Problem statement
Repeat, exactly and in full, the lines of the listing below, but without any pictures.

[Items from a dataset]
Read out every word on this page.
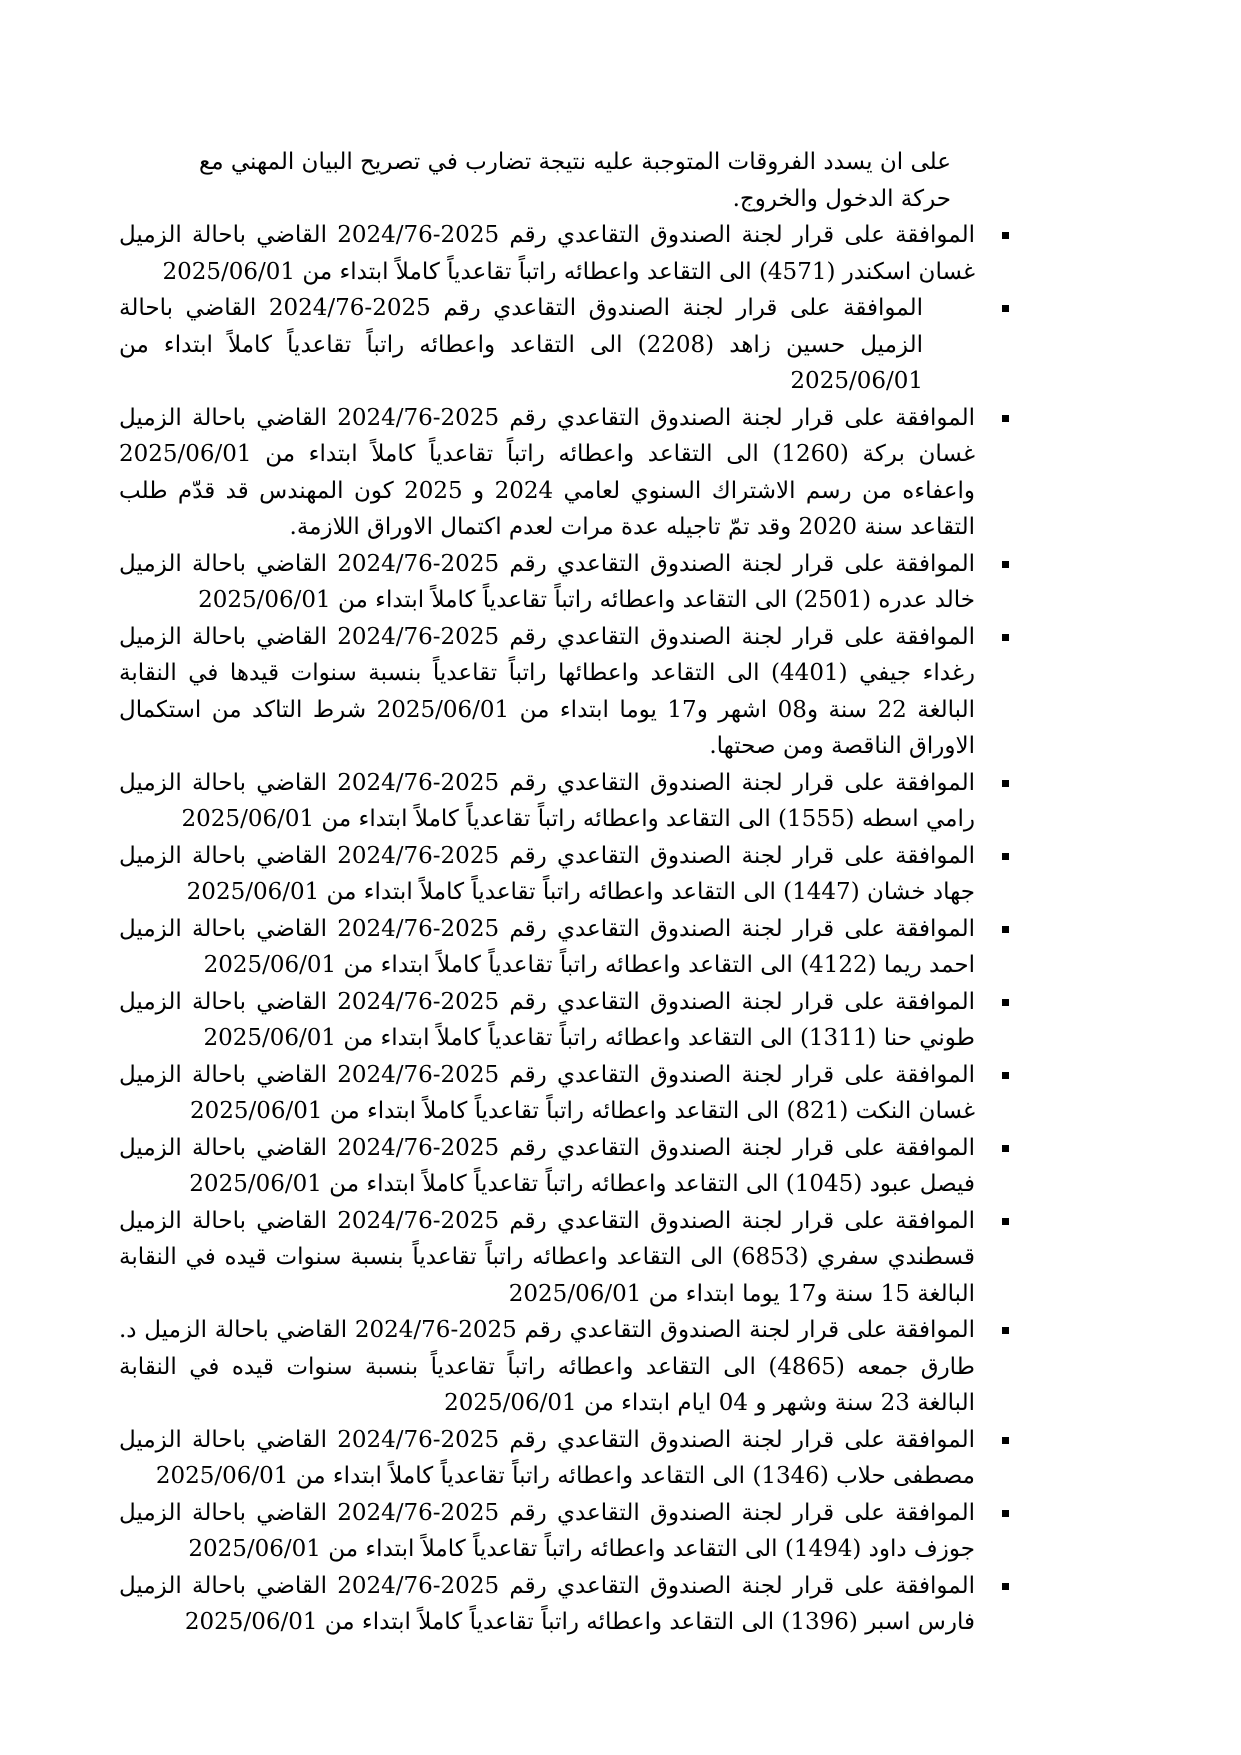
على ان يسدد الفروقات المتوجبة عليه نتيجة تضارب في تصريح البيان المهني مع حركة الدخول والخروج.

الموافقة على قرار لجنة الصندوق التقاعدي رقم 2025-2024/76 القاضي باحالة الزميل غسان اسكندر (4571) الى التقاعد واعطائه راتباً تقاعدياً كاملاً ابتداء من 2025/06/01
الموافقة على قرار لجنة الصندوق التقاعدي رقم 2025-2024/76 القاضي باحالة الزميل حسين زاهد (2208) الى التقاعد واعطائه راتباً تقاعدياً كاملاً ابتداء من 2025/06/01
الموافقة على قرار لجنة الصندوق التقاعدي رقم 2025-2024/76 القاضي باحالة الزميل غسان بركة (1260) الى التقاعد واعطائه راتباً تقاعدياً كاملاً ابتداء من 2025/06/01 واعفاءه من رسم الاشتراك السنوي لعامي 2024 و 2025 كون المهندس قد قدّم طلب التقاعد سنة 2020 وقد تمّ تاجيله عدة مرات لعدم اكتمال الاوراق اللازمة.
الموافقة على قرار لجنة الصندوق التقاعدي رقم 2025-2024/76 القاضي باحالة الزميل خالد عدره (2501) الى التقاعد واعطائه راتباً تقاعدياً كاملاً ابتداء من 2025/06/01
الموافقة على قرار لجنة الصندوق التقاعدي رقم 2025-2024/76 القاضي باحالة الزميل رغداء جيفي (4401) الى التقاعد واعطائها راتباً تقاعدياً بنسبة سنوات قيدها في النقابة البالغة 22 سنة و08 اشهر و17 يوما ابتداء من 2025/06/01 شرط التاكد من استكمال الاوراق الناقصة ومن صحتها.
الموافقة على قرار لجنة الصندوق التقاعدي رقم 2025-2024/76 القاضي باحالة الزميل رامي اسطه (1555) الى التقاعد واعطائه راتباً تقاعدياً كاملاً ابتداء من 2025/06/01
الموافقة على قرار لجنة الصندوق التقاعدي رقم 2025-2024/76 القاضي باحالة الزميل جهاد خشان (1447) الى التقاعد واعطائه راتباً تقاعدياً كاملاً ابتداء من 2025/06/01
الموافقة على قرار لجنة الصندوق التقاعدي رقم 2025-2024/76 القاضي باحالة الزميل احمد ريما (4122) الى التقاعد واعطائه راتباً تقاعدياً كاملاً ابتداء من 2025/06/01
الموافقة على قرار لجنة الصندوق التقاعدي رقم 2025-2024/76 القاضي باحالة الزميل طوني حنا (1311) الى التقاعد واعطائه راتباً تقاعدياً كاملاً ابتداء من 2025/06/01
الموافقة على قرار لجنة الصندوق التقاعدي رقم 2025-2024/76 القاضي باحالة الزميل غسان النكت (821) الى التقاعد واعطائه راتباً تقاعدياً كاملاً ابتداء من 2025/06/01
الموافقة على قرار لجنة الصندوق التقاعدي رقم 2025-2024/76 القاضي باحالة الزميل فيصل عبود (1045) الى التقاعد واعطائه راتباً تقاعدياً كاملاً ابتداء من 2025/06/01
الموافقة على قرار لجنة الصندوق التقاعدي رقم 2025-2024/76 القاضي باحالة الزميل قسطندي سفري (6853) الى التقاعد واعطائه راتباً تقاعدياً بنسبة سنوات قيده في النقابة البالغة 15 سنة و17 يوما ابتداء من 2025/06/01
الموافقة على قرار لجنة الصندوق التقاعدي رقم 2025-2024/76 القاضي باحالة الزميل د. طارق جمعه (4865) الى التقاعد واعطائه راتباً تقاعدياً بنسبة سنوات قيده في النقابة البالغة 23 سنة وشهر و 04 ايام ابتداء من 2025/06/01
الموافقة على قرار لجنة الصندوق التقاعدي رقم 2025-2024/76 القاضي باحالة الزميل مصطفى حلاب (1346) الى التقاعد واعطائه راتباً تقاعدياً كاملاً ابتداء من 2025/06/01
الموافقة على قرار لجنة الصندوق التقاعدي رقم 2025-2024/76 القاضي باحالة الزميل جوزف داود (1494) الى التقاعد واعطائه راتباً تقاعدياً كاملاً ابتداء من 2025/06/01
الموافقة على قرار لجنة الصندوق التقاعدي رقم 2025-2024/76 القاضي باحالة الزميل فارس اسبر (1396) الى التقاعد واعطائه راتباً تقاعدياً كاملاً ابتداء من 2025/06/01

Written solution
Read out every word on this page.
على ان يسدد الفروقات المتوجبة عليه نتيجة تضارب في تصريح البيان المهني مع حركة الدخول والخروج.

الموافقة على قرار لجنة الصندوق التقاعدي رقم 2025-2024/76 القاضي باحالة الزميل غسان اسكندر (4571) الى التقاعد واعطائه راتباً تقاعدياً كاملاً ابتداء من 2025/06/01
الموافقة على قرار لجنة الصندوق التقاعدي رقم 2025-2024/76 القاضي باحالة الزميل حسين زاهد (2208) الى التقاعد واعطائه راتباً تقاعدياً كاملاً ابتداء من 2025/06/01
الموافقة على قرار لجنة الصندوق التقاعدي رقم 2025-2024/76 القاضي باحالة الزميل غسان بركة (1260) الى التقاعد واعطائه راتباً تقاعدياً كاملاً ابتداء من 2025/06/01 واعفاءه من رسم الاشتراك السنوي لعامي 2024 و 2025 كون المهندس قد قدّم طلب التقاعد سنة 2020 وقد تمّ تاجيله عدة مرات لعدم اكتمال الاوراق اللازمة.
الموافقة على قرار لجنة الصندوق التقاعدي رقم 2025-2024/76 القاضي باحالة الزميل خالد عدره (2501) الى التقاعد واعطائه راتباً تقاعدياً كاملاً ابتداء من 2025/06/01
الموافقة على قرار لجنة الصندوق التقاعدي رقم 2025-2024/76 القاضي باحالة الزميل رغداء جيفي (4401) الى التقاعد واعطائها راتباً تقاعدياً بنسبة سنوات قيدها في النقابة البالغة 22 سنة و08 اشهر و17 يوما ابتداء من 2025/06/01 شرط التاكد من استكمال الاوراق الناقصة ومن صحتها.
الموافقة على قرار لجنة الصندوق التقاعدي رقم 2025-2024/76 القاضي باحالة الزميل رامي اسطه (1555) الى التقاعد واعطائه راتباً تقاعدياً كاملاً ابتداء من 2025/06/01
الموافقة على قرار لجنة الصندوق التقاعدي رقم 2025-2024/76 القاضي باحالة الزميل جهاد خشان (1447) الى التقاعد واعطائه راتباً تقاعدياً كاملاً ابتداء من 2025/06/01
الموافقة على قرار لجنة الصندوق التقاعدي رقم 2025-2024/76 القاضي باحالة الزميل احمد ريما (4122) الى التقاعد واعطائه راتباً تقاعدياً كاملاً ابتداء من 2025/06/01
الموافقة على قرار لجنة الصندوق التقاعدي رقم 2025-2024/76 القاضي باحالة الزميل طوني حنا (1311) الى التقاعد واعطائه راتباً تقاعدياً كاملاً ابتداء من 2025/06/01
الموافقة على قرار لجنة الصندوق التقاعدي رقم 2025-2024/76 القاضي باحالة الزميل غسان النكت (821) الى التقاعد واعطائه راتباً تقاعدياً كاملاً ابتداء من 2025/06/01
الموافقة على قرار لجنة الصندوق التقاعدي رقم 2025-2024/76 القاضي باحالة الزميل فيصل عبود (1045) الى التقاعد واعطائه راتباً تقاعدياً كاملاً ابتداء من 2025/06/01
الموافقة على قرار لجنة الصندوق التقاعدي رقم 2025-2024/76 القاضي باحالة الزميل قسطندي سفري (6853) الى التقاعد واعطائه راتباً تقاعدياً بنسبة سنوات قيده في النقابة البالغة 15 سنة و17 يوما ابتداء من 2025/06/01
الموافقة على قرار لجنة الصندوق التقاعدي رقم 2025-2024/76 القاضي باحالة الزميل د. طارق جمعه (4865) الى التقاعد واعطائه راتباً تقاعدياً بنسبة سنوات قيده في النقابة البالغة 23 سنة وشهر و 04 ايام ابتداء من 2025/06/01
الموافقة على قرار لجنة الصندوق التقاعدي رقم 2025-2024/76 القاضي باحالة الزميل مصطفى حلاب (1346) الى التقاعد واعطائه راتباً تقاعدياً كاملاً ابتداء من 2025/06/01
الموافقة على قرار لجنة الصندوق التقاعدي رقم 2025-2024/76 القاضي باحالة الزميل جوزف داود (1494) الى التقاعد واعطائه راتباً تقاعدياً كاملاً ابتداء من 2025/06/01
الموافقة على قرار لجنة الصندوق التقاعدي رقم 2025-2024/76 القاضي باحالة الزميل فارس اسبر (1396) الى التقاعد واعطائه راتباً تقاعدياً كاملاً ابتداء من 2025/06/01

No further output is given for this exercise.